▶ [Dataset entries]

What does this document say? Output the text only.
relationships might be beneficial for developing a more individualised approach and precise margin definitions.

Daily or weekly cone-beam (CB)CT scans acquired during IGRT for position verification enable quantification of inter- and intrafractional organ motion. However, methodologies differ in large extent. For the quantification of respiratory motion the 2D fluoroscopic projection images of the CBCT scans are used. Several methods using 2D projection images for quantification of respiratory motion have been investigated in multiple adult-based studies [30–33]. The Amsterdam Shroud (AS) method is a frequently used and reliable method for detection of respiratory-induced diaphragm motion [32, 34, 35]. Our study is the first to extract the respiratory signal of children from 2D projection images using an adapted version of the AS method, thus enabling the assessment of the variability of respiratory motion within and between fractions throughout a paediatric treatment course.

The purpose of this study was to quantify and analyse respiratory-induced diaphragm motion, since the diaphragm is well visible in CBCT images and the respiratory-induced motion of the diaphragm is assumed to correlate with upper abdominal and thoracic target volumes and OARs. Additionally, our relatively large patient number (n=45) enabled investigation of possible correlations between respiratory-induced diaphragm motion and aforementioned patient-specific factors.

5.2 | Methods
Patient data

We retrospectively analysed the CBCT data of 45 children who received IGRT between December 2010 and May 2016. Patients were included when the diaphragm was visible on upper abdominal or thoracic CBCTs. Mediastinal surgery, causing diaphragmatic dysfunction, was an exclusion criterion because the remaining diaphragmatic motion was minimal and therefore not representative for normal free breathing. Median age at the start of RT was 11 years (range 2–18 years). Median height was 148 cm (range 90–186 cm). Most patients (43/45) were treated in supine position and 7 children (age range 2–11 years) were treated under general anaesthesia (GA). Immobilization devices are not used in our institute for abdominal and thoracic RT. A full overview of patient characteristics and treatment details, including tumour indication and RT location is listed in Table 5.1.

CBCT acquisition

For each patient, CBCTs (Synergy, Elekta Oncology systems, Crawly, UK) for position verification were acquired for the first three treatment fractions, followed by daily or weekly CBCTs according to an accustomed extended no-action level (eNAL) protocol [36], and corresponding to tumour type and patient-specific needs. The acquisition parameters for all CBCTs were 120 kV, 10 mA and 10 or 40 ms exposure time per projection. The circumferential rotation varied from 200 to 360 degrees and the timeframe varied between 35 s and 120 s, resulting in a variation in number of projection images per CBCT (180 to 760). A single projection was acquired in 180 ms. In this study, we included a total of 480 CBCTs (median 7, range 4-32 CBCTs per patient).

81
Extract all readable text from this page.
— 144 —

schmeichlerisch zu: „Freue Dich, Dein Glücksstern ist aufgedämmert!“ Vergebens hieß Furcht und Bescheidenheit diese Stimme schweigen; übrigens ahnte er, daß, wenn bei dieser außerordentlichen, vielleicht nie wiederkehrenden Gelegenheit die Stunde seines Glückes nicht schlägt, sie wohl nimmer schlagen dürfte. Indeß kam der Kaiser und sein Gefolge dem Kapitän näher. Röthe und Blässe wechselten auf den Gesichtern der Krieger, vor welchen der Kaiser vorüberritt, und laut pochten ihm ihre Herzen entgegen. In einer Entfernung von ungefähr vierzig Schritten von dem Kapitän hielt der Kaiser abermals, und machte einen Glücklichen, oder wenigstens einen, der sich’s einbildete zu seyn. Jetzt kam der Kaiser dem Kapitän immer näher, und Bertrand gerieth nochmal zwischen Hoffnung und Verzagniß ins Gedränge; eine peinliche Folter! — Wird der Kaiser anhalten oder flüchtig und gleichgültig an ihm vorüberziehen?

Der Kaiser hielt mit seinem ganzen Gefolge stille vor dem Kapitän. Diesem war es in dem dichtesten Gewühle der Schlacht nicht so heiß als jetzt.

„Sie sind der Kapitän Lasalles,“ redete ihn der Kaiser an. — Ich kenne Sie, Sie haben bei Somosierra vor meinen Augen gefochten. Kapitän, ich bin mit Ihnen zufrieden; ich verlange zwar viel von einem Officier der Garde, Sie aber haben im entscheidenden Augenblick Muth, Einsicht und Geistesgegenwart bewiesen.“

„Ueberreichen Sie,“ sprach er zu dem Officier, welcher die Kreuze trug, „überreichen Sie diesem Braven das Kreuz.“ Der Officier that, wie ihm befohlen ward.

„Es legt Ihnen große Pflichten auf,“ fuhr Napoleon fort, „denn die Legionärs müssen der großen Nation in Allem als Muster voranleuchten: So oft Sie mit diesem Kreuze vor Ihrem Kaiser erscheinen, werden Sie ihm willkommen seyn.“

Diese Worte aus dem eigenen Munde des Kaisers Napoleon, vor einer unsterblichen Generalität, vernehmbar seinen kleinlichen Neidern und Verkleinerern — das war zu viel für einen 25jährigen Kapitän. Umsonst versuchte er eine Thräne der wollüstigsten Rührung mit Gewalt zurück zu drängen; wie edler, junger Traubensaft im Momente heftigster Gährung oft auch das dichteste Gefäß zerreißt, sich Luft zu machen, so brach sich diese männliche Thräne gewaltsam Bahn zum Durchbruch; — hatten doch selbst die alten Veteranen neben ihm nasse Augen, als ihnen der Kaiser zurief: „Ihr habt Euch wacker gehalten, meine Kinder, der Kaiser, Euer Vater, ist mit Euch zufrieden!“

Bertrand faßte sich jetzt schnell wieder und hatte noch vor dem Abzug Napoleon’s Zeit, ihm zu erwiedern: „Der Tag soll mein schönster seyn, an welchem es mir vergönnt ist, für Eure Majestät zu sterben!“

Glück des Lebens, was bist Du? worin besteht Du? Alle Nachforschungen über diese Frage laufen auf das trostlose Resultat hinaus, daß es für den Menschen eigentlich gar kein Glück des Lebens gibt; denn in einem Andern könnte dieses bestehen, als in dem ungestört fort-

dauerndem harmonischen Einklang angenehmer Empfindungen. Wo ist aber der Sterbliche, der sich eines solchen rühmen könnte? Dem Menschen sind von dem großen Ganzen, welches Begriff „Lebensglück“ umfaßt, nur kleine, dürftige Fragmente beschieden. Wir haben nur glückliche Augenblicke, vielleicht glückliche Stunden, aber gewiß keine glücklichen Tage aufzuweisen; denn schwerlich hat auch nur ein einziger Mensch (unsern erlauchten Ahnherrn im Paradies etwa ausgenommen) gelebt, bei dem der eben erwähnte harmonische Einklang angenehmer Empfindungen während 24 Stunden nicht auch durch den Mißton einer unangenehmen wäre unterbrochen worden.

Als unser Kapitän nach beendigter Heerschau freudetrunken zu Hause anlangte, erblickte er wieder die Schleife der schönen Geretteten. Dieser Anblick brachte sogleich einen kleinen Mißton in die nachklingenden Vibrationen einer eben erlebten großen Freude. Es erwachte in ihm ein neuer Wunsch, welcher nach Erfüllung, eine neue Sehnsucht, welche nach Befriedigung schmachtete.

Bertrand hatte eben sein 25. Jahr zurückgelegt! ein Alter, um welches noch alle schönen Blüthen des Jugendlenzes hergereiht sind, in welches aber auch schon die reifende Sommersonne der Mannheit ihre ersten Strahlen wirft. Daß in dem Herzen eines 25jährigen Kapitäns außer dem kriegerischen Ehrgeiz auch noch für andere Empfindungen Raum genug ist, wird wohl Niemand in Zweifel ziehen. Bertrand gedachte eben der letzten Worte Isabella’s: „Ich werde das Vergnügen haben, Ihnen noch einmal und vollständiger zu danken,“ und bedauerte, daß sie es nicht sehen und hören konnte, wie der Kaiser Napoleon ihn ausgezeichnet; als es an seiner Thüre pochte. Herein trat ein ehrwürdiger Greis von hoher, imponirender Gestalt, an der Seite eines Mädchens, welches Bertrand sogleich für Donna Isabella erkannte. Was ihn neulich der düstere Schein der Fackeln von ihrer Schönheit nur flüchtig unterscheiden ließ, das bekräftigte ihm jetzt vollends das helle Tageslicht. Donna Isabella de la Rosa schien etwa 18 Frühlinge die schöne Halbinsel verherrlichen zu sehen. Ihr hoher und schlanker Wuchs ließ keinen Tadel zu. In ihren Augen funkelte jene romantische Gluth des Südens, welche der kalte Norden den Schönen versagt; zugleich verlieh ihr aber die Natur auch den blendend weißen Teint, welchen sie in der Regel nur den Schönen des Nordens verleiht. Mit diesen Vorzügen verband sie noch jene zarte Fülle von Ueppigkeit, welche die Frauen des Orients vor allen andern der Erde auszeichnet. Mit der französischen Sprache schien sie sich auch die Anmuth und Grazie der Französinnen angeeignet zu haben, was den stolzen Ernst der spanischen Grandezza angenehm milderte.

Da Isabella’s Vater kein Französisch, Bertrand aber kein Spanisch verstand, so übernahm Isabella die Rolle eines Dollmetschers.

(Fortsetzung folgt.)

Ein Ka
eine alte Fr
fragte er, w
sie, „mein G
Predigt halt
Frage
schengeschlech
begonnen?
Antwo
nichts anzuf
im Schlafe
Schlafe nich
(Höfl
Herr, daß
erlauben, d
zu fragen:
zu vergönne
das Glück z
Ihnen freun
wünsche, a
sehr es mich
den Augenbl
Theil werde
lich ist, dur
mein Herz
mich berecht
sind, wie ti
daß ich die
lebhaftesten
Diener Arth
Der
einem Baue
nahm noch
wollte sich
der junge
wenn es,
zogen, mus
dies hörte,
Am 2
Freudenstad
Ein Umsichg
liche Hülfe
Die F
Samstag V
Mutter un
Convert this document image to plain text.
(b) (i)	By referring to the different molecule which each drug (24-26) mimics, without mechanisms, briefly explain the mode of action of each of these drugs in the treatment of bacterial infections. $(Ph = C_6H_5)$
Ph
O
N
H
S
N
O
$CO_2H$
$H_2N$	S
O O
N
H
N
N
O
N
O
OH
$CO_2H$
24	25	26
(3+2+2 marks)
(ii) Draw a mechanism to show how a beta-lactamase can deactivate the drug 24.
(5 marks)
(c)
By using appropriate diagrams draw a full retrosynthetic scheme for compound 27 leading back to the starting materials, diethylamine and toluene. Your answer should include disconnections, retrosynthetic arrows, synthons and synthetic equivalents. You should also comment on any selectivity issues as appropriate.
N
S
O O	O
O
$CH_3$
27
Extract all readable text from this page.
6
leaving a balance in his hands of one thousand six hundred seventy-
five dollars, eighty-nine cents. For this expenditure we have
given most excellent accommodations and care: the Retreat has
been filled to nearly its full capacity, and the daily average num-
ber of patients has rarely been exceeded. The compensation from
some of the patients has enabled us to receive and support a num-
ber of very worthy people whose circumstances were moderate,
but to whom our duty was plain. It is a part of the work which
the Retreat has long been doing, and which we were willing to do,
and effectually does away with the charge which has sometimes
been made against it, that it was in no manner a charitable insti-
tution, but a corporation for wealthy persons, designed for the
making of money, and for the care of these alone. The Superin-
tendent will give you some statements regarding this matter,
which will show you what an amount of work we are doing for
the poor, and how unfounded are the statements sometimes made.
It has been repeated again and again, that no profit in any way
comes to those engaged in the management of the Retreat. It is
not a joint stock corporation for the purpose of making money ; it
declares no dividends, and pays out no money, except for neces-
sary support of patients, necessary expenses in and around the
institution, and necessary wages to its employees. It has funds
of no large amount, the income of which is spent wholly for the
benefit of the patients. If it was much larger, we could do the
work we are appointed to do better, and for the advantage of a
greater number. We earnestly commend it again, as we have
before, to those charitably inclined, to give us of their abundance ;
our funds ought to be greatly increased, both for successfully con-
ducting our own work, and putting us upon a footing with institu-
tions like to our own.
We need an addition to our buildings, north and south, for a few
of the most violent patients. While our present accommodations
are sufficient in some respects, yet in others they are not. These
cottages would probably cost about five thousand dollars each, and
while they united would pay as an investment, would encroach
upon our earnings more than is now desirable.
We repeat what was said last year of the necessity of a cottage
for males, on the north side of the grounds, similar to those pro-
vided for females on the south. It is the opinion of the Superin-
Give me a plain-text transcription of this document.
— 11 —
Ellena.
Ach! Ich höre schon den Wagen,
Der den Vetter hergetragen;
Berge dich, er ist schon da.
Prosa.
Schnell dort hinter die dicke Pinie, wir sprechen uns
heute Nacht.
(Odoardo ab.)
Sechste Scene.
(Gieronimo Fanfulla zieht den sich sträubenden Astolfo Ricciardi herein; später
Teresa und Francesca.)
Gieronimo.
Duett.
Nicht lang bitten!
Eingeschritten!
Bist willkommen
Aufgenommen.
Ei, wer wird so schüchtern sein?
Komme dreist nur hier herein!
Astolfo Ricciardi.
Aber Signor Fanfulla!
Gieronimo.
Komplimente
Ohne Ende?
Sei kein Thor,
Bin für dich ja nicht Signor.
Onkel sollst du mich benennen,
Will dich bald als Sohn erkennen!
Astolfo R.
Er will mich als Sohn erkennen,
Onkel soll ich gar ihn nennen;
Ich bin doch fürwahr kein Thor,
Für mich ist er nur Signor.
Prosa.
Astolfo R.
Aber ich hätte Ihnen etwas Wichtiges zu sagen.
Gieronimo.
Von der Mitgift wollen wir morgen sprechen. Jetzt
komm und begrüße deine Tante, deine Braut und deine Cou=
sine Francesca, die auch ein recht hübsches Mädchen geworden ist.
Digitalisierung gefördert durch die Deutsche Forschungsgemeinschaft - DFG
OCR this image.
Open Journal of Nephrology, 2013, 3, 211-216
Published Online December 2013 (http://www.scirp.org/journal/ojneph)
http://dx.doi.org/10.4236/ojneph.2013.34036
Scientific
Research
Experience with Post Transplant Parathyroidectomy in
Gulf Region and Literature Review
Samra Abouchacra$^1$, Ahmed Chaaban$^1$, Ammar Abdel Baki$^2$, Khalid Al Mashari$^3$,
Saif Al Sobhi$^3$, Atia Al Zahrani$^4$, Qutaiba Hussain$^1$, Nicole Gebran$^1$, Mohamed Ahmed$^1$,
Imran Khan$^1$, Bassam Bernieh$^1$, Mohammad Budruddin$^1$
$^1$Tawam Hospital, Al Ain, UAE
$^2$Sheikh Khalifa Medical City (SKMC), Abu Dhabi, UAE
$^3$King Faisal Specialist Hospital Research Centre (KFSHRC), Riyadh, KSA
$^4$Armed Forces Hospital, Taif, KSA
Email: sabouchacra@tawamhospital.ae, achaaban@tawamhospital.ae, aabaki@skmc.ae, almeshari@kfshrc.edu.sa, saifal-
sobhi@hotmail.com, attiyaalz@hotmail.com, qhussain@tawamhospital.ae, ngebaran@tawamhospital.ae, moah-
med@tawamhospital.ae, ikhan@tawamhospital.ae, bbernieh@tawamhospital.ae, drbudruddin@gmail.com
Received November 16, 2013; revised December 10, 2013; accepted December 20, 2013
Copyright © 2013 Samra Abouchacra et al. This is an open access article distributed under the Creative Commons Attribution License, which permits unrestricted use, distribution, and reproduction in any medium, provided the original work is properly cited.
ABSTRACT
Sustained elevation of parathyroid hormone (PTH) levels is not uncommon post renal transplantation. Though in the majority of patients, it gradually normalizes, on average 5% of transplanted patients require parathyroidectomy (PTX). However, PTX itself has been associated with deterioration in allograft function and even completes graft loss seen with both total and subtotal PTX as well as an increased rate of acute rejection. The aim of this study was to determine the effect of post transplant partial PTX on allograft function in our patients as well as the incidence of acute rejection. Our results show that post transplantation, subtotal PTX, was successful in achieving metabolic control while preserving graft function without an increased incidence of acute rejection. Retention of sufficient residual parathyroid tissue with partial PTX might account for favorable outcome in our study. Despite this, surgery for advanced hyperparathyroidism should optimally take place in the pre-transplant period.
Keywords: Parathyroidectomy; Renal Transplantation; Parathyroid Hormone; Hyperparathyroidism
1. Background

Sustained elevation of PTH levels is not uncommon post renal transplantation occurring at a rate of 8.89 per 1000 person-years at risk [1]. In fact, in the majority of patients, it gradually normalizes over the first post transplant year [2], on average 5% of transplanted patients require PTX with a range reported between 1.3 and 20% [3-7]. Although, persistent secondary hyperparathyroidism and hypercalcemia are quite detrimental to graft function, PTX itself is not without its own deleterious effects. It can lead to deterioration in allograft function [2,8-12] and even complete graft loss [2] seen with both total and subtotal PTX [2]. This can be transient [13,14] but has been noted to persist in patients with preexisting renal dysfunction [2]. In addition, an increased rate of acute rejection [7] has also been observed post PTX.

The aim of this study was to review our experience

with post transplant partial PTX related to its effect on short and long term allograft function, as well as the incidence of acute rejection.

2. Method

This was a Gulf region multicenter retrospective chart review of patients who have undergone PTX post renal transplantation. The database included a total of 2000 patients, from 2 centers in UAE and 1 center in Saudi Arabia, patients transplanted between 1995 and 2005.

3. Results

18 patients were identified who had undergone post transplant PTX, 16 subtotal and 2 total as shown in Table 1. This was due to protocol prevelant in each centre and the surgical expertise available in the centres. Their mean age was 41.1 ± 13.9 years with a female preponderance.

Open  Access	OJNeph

▶ [Exercise] Only a number is wanted here: the count of lines above that hold the word "Retreat".

▶ [Exercise response] 3